TASK INPUT
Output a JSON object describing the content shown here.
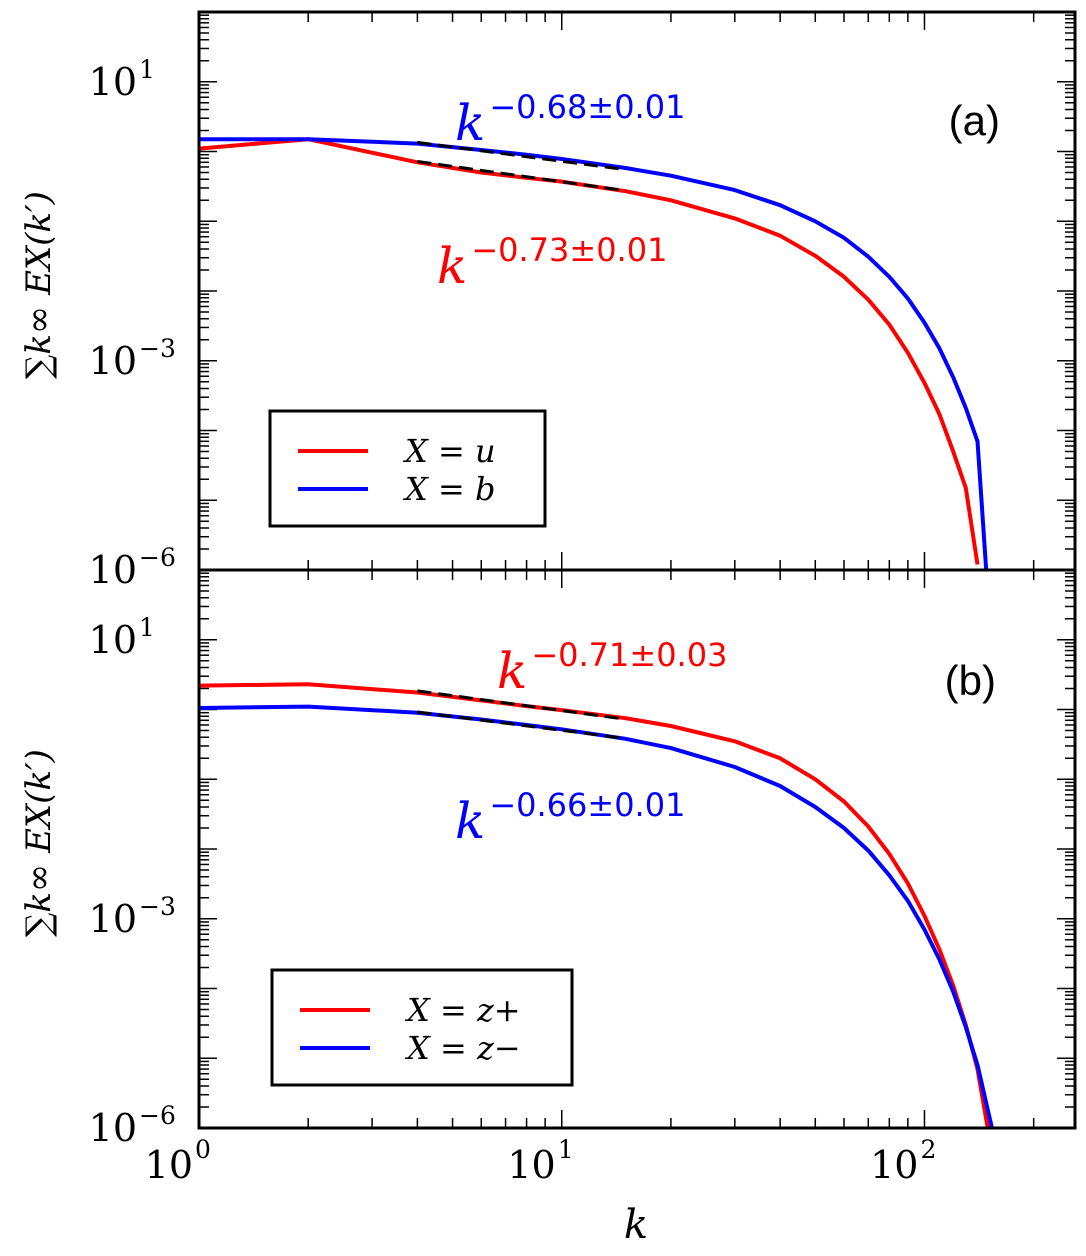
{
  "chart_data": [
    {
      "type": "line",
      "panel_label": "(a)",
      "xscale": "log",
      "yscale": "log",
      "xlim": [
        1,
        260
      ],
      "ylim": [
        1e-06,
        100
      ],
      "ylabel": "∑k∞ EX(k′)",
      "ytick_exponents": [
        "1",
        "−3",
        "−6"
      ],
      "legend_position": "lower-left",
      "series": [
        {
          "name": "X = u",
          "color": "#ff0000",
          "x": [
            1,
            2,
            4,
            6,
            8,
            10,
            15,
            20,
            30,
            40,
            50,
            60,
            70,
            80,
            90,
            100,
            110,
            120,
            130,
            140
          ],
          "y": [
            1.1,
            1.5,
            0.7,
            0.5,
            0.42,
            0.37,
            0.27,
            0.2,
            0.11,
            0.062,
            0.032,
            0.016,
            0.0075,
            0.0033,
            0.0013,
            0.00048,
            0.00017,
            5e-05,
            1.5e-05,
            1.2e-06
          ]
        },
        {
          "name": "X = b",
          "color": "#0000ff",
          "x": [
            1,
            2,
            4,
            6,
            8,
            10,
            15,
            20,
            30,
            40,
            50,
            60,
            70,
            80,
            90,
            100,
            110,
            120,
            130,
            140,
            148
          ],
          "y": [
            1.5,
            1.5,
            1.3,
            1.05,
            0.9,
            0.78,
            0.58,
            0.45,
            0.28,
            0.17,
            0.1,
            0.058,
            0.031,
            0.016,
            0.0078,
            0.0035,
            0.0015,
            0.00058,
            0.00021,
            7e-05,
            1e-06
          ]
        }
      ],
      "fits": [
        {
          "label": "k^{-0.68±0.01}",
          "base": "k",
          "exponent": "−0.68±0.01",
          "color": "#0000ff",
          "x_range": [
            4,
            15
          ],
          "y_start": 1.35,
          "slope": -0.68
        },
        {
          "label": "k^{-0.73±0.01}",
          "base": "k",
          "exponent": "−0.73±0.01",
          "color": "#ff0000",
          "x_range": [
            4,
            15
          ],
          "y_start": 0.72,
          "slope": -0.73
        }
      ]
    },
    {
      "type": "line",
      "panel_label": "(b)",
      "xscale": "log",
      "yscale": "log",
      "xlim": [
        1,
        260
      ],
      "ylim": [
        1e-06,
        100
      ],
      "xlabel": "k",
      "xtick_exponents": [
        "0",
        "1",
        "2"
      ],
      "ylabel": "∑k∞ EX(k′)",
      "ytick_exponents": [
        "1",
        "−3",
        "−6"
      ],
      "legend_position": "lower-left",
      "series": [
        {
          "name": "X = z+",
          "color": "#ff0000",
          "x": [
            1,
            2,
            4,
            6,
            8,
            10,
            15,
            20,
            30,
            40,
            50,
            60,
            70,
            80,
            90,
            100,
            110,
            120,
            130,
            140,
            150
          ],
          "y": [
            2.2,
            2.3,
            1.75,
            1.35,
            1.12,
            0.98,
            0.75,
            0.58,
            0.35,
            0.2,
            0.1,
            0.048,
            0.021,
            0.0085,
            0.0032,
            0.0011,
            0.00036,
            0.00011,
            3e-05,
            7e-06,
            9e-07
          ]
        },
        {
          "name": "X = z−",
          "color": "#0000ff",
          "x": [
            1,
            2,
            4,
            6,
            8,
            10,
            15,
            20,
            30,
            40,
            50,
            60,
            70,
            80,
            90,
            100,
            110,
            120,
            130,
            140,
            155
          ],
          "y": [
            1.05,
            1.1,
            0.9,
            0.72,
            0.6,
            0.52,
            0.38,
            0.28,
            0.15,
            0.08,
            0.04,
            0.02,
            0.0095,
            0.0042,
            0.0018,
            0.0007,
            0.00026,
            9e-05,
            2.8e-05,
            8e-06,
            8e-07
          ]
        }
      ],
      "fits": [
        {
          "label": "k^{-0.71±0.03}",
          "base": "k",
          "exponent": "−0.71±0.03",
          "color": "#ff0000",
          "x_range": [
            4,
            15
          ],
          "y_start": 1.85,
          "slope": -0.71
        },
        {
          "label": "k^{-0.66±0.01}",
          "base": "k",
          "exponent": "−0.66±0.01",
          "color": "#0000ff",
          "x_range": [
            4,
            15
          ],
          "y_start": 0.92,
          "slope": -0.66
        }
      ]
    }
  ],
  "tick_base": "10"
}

---

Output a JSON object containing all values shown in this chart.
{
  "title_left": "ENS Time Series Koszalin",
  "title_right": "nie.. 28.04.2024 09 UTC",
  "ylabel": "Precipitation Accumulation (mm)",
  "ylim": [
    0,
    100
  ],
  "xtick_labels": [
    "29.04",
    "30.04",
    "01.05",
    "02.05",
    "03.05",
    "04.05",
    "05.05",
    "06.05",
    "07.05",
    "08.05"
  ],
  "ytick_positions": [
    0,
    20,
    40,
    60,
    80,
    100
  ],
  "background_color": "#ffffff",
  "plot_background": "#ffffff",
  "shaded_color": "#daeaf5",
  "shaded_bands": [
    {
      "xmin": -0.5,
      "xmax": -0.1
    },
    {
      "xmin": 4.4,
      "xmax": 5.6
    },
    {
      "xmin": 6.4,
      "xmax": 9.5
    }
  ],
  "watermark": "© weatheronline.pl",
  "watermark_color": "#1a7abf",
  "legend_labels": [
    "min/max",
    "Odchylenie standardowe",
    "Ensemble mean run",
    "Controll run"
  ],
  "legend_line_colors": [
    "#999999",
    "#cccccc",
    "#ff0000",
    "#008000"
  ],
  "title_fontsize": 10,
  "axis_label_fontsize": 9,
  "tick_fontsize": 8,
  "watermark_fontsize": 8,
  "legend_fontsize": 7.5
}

AIM
In the lines above, locate the string "Output". Copy every line where it occurs.

PROBLEM SOLUTION
Output a JSON object describing the content shown here.
Output a JSON object containing all values shown in this chart.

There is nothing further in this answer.